SHORT PROBLEM
Quote, word for word, every line starting at the line that contains "Extract the structured" and ending with the last line of the records; include both of these lines and no others.

(Figure dataset records)
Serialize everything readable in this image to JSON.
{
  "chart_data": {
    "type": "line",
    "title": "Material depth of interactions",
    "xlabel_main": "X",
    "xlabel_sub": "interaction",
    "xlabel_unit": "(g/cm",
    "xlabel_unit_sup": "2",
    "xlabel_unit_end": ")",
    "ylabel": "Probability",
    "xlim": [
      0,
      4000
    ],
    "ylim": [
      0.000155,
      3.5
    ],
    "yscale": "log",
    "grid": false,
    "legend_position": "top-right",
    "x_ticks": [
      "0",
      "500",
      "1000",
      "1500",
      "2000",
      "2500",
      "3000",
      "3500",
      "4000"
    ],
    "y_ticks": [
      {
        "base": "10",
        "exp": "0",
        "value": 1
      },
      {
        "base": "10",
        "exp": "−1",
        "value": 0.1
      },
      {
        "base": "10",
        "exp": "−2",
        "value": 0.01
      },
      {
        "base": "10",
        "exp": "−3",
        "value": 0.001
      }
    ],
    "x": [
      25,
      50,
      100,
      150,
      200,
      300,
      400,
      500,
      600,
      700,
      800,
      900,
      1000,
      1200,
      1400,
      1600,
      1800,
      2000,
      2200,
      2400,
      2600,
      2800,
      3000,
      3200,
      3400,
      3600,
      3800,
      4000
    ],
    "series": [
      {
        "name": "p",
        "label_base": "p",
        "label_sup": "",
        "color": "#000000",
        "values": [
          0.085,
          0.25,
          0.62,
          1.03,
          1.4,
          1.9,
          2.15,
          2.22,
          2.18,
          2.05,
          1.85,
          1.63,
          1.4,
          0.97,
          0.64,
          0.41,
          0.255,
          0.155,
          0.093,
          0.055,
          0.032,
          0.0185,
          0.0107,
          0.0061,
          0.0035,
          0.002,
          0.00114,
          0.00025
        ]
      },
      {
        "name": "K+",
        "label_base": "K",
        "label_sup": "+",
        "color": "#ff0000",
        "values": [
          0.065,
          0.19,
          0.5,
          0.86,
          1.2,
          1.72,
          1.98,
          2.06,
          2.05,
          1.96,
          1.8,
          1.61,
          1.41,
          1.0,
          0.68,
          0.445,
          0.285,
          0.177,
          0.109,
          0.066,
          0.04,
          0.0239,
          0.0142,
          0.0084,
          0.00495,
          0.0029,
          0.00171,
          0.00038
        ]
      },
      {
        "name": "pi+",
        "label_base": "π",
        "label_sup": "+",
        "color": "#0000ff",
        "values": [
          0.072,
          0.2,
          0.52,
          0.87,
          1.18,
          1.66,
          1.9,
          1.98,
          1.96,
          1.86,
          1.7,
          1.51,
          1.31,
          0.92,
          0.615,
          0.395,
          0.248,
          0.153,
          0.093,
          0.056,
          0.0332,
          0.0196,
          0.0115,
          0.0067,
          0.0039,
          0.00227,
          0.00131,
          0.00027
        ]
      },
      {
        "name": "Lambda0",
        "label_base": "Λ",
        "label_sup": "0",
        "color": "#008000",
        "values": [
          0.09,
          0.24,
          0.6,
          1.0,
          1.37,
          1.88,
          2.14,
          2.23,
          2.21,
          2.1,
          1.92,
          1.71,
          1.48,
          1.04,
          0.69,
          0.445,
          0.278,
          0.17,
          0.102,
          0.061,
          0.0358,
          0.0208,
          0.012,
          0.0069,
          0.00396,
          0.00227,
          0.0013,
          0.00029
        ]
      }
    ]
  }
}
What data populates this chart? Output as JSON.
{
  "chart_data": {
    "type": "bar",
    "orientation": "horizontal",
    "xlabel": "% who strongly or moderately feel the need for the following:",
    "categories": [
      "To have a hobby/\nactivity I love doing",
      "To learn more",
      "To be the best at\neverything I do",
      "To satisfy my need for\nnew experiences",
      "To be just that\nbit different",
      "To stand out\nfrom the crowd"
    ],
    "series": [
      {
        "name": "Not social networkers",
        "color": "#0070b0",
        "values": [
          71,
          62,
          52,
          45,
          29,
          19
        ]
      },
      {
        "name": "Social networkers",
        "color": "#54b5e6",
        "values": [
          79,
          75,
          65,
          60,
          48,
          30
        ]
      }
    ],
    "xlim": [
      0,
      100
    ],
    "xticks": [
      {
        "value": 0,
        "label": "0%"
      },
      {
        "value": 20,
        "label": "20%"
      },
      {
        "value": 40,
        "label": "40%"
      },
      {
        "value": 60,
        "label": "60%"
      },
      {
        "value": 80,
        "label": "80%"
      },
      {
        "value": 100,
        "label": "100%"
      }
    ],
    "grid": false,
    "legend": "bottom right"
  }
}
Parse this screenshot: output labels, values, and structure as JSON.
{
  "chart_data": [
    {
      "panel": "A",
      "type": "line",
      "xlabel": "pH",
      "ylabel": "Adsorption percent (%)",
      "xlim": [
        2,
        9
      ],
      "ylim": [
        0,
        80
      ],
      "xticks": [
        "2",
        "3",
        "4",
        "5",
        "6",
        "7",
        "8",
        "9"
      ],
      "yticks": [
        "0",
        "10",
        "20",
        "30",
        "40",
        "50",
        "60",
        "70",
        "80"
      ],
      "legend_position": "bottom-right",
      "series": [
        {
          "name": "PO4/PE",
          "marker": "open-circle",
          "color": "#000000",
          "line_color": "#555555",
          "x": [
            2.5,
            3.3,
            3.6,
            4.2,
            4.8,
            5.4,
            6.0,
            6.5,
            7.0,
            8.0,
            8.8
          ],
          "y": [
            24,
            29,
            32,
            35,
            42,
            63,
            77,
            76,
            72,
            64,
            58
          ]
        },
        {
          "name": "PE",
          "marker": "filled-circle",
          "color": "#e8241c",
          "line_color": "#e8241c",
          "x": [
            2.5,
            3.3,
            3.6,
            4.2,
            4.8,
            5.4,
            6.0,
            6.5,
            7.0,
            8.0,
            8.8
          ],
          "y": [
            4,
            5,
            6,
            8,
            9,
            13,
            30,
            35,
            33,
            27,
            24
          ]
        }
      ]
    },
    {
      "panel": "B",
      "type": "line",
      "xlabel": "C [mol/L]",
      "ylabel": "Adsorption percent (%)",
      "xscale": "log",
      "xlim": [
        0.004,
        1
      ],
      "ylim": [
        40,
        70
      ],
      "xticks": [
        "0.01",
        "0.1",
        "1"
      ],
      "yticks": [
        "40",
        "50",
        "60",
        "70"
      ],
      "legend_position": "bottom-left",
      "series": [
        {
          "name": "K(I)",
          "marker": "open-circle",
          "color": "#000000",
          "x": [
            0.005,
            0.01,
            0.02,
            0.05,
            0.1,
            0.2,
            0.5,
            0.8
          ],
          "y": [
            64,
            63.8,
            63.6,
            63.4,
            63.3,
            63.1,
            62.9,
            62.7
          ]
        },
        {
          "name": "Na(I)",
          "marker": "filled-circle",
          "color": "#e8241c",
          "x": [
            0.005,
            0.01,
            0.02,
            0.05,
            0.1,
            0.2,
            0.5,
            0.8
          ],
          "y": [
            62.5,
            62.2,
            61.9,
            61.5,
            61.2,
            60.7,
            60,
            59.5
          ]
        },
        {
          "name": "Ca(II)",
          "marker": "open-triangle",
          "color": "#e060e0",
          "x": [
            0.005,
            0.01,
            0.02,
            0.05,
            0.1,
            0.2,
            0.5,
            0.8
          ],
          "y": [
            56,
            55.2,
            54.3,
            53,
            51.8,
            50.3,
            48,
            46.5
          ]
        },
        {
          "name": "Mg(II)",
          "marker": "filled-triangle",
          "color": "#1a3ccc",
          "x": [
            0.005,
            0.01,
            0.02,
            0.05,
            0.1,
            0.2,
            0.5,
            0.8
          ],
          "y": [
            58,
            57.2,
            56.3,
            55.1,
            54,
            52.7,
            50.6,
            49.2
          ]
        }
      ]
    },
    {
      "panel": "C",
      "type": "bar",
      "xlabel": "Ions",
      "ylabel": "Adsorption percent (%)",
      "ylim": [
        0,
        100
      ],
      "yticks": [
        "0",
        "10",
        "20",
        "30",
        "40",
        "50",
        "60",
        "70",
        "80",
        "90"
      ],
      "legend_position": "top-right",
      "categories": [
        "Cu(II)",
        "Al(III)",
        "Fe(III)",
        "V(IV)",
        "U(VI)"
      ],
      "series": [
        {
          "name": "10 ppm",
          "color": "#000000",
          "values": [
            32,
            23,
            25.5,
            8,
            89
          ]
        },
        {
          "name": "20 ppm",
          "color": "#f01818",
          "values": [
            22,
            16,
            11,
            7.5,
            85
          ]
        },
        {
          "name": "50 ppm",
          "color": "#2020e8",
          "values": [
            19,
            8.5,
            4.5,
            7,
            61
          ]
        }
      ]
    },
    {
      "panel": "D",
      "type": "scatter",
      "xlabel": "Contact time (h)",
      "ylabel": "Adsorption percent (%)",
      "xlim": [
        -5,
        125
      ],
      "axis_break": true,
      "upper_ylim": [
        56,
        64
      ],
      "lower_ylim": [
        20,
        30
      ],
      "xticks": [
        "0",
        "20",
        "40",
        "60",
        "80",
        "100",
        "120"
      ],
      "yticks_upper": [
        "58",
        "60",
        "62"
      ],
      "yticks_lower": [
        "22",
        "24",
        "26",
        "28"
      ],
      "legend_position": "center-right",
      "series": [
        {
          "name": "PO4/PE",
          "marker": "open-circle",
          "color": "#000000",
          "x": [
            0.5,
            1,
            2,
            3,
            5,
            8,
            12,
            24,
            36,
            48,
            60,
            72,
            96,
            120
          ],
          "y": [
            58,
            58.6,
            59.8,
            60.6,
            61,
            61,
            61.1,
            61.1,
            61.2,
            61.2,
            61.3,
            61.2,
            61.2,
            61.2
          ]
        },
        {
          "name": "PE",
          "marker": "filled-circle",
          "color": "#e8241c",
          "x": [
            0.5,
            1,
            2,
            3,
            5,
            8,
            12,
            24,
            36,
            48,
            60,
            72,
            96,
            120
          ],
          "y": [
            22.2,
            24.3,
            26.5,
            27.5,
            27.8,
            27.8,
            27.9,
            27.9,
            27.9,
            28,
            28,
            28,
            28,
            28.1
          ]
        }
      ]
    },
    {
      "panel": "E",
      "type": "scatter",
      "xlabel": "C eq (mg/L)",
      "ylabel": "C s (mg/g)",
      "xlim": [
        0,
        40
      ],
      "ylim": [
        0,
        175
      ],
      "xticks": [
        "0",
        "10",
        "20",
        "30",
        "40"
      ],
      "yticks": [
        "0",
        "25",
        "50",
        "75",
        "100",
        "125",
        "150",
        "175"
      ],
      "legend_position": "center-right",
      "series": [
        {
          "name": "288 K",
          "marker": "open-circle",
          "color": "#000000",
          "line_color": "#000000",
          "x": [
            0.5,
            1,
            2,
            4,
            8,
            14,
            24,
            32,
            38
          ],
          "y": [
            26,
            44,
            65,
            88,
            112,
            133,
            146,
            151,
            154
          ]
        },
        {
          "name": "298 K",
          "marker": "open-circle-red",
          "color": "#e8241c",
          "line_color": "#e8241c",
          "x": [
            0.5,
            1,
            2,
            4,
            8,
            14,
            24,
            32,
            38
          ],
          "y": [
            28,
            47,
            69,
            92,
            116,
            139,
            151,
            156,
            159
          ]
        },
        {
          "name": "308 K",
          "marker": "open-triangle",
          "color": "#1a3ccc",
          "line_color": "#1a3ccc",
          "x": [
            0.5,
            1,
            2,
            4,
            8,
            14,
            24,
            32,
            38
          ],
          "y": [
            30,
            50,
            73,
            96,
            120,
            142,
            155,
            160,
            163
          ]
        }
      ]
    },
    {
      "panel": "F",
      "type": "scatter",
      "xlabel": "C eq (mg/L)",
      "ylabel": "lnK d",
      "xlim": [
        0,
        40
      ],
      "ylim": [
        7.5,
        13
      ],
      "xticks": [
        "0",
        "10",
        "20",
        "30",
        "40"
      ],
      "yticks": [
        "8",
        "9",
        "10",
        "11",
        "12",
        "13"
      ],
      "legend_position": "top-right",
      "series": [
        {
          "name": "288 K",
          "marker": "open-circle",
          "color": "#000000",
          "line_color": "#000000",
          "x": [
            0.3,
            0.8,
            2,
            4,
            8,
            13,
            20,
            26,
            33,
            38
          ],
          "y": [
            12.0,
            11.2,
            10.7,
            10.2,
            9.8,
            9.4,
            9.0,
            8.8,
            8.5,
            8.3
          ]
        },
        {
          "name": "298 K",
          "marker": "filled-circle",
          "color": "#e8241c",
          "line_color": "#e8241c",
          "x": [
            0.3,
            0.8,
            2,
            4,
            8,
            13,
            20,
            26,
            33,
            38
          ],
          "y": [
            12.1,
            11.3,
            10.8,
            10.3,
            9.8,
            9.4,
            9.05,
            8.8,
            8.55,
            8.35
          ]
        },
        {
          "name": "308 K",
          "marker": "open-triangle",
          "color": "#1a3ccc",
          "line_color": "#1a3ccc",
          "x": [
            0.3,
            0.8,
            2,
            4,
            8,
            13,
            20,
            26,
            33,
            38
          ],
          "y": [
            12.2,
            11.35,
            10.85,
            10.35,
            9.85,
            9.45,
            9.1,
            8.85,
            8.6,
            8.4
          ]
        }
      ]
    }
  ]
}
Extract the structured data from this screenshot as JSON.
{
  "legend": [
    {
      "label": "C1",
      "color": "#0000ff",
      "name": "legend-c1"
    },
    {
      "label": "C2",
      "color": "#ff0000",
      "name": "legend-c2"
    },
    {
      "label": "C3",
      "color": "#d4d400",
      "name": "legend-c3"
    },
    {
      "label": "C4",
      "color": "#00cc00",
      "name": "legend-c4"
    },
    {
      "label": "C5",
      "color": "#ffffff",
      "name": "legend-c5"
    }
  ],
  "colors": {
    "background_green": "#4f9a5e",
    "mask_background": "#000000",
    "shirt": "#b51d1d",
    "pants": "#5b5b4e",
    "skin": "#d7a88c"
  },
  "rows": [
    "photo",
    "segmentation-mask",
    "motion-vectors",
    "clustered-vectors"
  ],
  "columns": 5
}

WORKED ANSWER
Extract the structured data from this screenshot as JSON.
{
  "legend": [
    {
      "label": "C1",
      "color": "#0000ff",
      "name": "legend-c1"
    },
    {
      "label": "C2",
      "color": "#ff0000",
      "name": "legend-c2"
    },
    {
      "label": "C3",
      "color": "#d4d400",
      "name": "legend-c3"
    },
    {
      "label": "C4",
      "color": "#00cc00",
      "name": "legend-c4"
    },
    {
      "label": "C5",
      "color": "#ffffff",
      "name": "legend-c5"
    }
  ],
  "colors": {
    "background_green": "#4f9a5e",
    "mask_background": "#000000",
    "shirt": "#b51d1d",
    "pants": "#5b5b4e",
    "skin": "#d7a88c"
  },
  "rows": [
    "photo",
    "segmentation-mask",
    "motion-vectors",
    "clustered-vectors"
  ],
  "columns": 5
}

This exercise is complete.